Live brings an important benefit to the web: It makes the internet interactive, person-to-person, nose-to-nose. When something is happening live online, we can have conversations around it, we can share the same experience and discuss it, we can influence events. But it also makes the web perilous for businesses being talked about—unless they have the facility to listen to and join the conversation as it happens.

Mobs form in a flash


In this live connection machine, people of similar interests and goals—call them communities or call them mobs—can find each other, coalesce, organize, and act in an instant. Howard Rheingold dubbed them Smart Mobs in the title of his 2002 book. Rheingold chronicled the fall of Philippine president Joseph Estrada at the hands of a smart mob of tens of thousands who were gathered together in only an hour by SMS messages on phones that told them to “Go 2 EDSA,” an address in Manila, and to “Wear blck.”

On a much less grand and profound scale, I watched Twitter form mobs at the South by Southwest conference in Austin in 2008 after attendees excitedly swarmed to the most anticipated party—Google’s, of course—only to find a line three geeks thick running three blocks long. One of those would-be partiers, Gary Vaynerchuk, a tech-savvy wine merchant and video blogger you’ll hear from later, in the chapter on retail, decided to chuck the Google party and make his own. He used his phone to send a message to Twitter asking who wanted to join him. Vaynerchuk already had a few thousand friends following him and scores of them were in Austin. It helped that Vaynerchuk had shipped a few cases of good wine to Texas. A party formed. On Twitter, I watched as one and then another and then another of his friends told their friends they were heading to the party. It came together in minutes.

Not long after this episode, I saw tech blogger Michael Arrington, who runs the powerful TechCrunch.com, complaining loudly on Twitter—as best he could in 140-character bursts—that his Comcast internet connection had been down for 36 hours. He gave us a serial narrative about his time on hold and how he was told this was a California-wide issue (though fellow Californians replied on Twitter that they had no problems). Arrington went to a friend’s house to get on the internet and Twittered that he would use his blog to make Comcast miserable. I linked to this on my blog and speculated that with Arrington’s reach, he’d gather a Twitter mob in an instant. Something surprising happened instead: Comcast called Arrington and sent technicians out to fix the problem. They had monitored Twitter and read about his difficulty. Other bloggers and Twitterers were dubious and said so, but a Comcast rep responded to them on Twitter, proving he was there and listening. Comcast knows that it has to be on top of the conversation as it happens. Every second counts.

Rows from a layout dataset:
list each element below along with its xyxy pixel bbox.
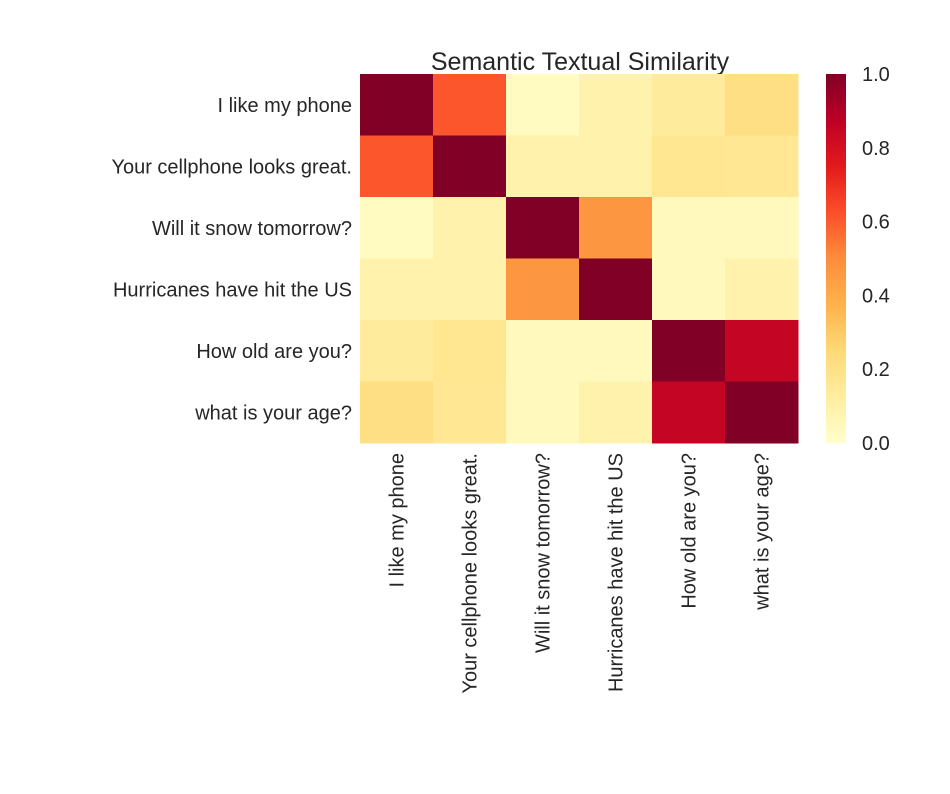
y-tick-label-how-old-are-you: How old are you? bbox=[196, 341, 352, 363]
heatmap-cell-r5-c3 bbox=[579, 381, 653, 444]
heatmap-cell-r0-c4 bbox=[652, 74, 726, 136]
heatmap-cell-r2-c2 bbox=[506, 197, 580, 259]
x-tick-label-your-cellphone-looks-great: Your cellphone looks great. bbox=[460, 453, 482, 694]
heatmap-cell-r1-c4 bbox=[652, 135, 726, 198]
colorbar-tick-labels: 0.0 0.2 0.4 0.6 0.8 1.0 bbox=[862, 64, 890, 455]
colorbar-tick-0-0: 0.0 bbox=[862, 433, 890, 455]
colorbar-tick-0-2: 0.2 bbox=[862, 359, 890, 381]
y-tick-label-will-it-snow-tomorrow: Will it snow tomorrow? bbox=[152, 218, 352, 240]
heatmap-cell-r2-c0 bbox=[360, 197, 434, 259]
heatmap-cell-r1-c5 bbox=[725, 135, 799, 198]
heatmap-cell-r1-c3 bbox=[579, 135, 653, 198]
heatmap-cell-r2-c5 bbox=[725, 197, 799, 259]
heatmap-cell-r0-c2 bbox=[506, 74, 580, 136]
colorbar-tick-0-8: 0.8 bbox=[862, 138, 890, 160]
x-tick-label-hurricanes-have-hit-the-us: Hurricanes have hit the US bbox=[606, 453, 628, 692]
heatmap-cell-r1-c2 bbox=[506, 135, 580, 198]
heatmap-cell-r2-c4 bbox=[652, 197, 726, 259]
heatmap-cell-r4-c3 bbox=[579, 320, 653, 382]
heatmap-cell-r4-c4 bbox=[652, 320, 726, 382]
heatmap-cell-r1-c0 bbox=[360, 135, 434, 198]
heatmap-cell-r4-c1 bbox=[433, 320, 507, 382]
heatmap-cell-r3-c3 bbox=[579, 258, 653, 321]
y-tick-label-your-cellphone-looks-great: Your cellphone looks great. bbox=[111, 156, 352, 178]
colorbar bbox=[826, 74, 846, 443]
heatmap-cell-r2-c3 bbox=[579, 197, 653, 259]
y-tick-labels: I like my phone Your cellphone looks grea… bbox=[111, 95, 352, 425]
heatmap-cell-r0-c5 bbox=[725, 74, 799, 136]
colorbar-tick-0-6: 0.6 bbox=[862, 212, 890, 234]
x-tick-label-what-is-your-age: what is your age? bbox=[752, 453, 774, 611]
heatmap-cell-r5-c2 bbox=[506, 381, 580, 444]
colorbar-tick-0-4: 0.4 bbox=[862, 285, 890, 307]
heatmap-cell-r0-c1 bbox=[433, 74, 507, 136]
heatmap-cell-r5-c4 bbox=[652, 381, 726, 444]
y-tick-label-what-is-your-age: what is your age? bbox=[194, 402, 352, 424]
heatmap-cell-r3-c0 bbox=[360, 258, 434, 321]
heatmap-cell-r3-c2 bbox=[506, 258, 580, 321]
heatmap-cell-r3-c5 bbox=[725, 258, 799, 321]
heatmap-cell-r0-c3 bbox=[579, 74, 653, 136]
heatmap-cells bbox=[360, 74, 799, 444]
heatmap-cell-r1-c1 bbox=[433, 135, 507, 198]
heatmap-cell-r5-c1 bbox=[433, 381, 507, 444]
y-tick-label-i-like-my-phone: I like my phone bbox=[217, 95, 352, 117]
chart-title: Semantic Textual Similarity bbox=[431, 48, 730, 76]
heatmap-cell-r5-c0 bbox=[360, 381, 434, 444]
x-tick-label-how-old-are-you: How old are you? bbox=[679, 453, 701, 609]
heatmap-cell-r4-c2 bbox=[506, 320, 580, 382]
heatmap-cell-r3-c1 bbox=[433, 258, 507, 321]
colorbar-tick-1-0: 1.0 bbox=[862, 64, 890, 86]
x-tick-label-will-it-snow-tomorrow: Will it snow tomorrow? bbox=[533, 453, 555, 653]
heatmap-cell-r4-c0 bbox=[360, 320, 434, 382]
heatmap-cell-r3-c4 bbox=[652, 258, 726, 321]
y-tick-label-hurricanes-have-hit-the-us: Hurricanes have hit the US bbox=[113, 279, 352, 301]
x-tick-label-i-like-my-phone: I like my phone bbox=[387, 453, 409, 588]
heatmap-cell-r4-c5 bbox=[725, 320, 799, 382]
heatmap-cell-r2-c1 bbox=[433, 197, 507, 259]
x-tick-labels: I like my phone Your cellphone looks grea… bbox=[387, 453, 774, 694]
heatmap-cell-r0-c0 bbox=[360, 74, 434, 136]
heatmap-cell-r5-c5 bbox=[725, 381, 799, 444]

◆ Written tasks:
(a) In the passage on live online mobs, give the part that opens with the words containing "Live brings an" and closes with "join the conversation as it happens.", substituting "network" for "web".
(b) Decide whether each statement agrees with the passage on live online mobs, answering yes or no and quoting the deciding words: (i) Rheingold's book was published in 2002. (ii) Arrington's Comcast connection had been down for 24 hours. (iii) The crowded Google party took place at South by Southwest in Austin in 2008.
Rely only on the text itself.

◆ Answers per task:
(a)
Live brings an important benefit to the network: It makes the internet interactive, person-to-person, nose-to-nose. When something is happening live online, we can have conversations around it, we can share the same experience and discuss it, we can influence events. But it also makes the network perilous for businesses being talked about—unless they have the facility to listen to and join the conversation as it happens.

(b)
(i) Yes: "Howard Rheingold dubbed them Smart Mobs in the title of his 2002 book."
(ii) No: "his Comcast internet connection had been down for 36 hours"
(iii) Yes: "at the South by Southwest conference in Austin in 2008"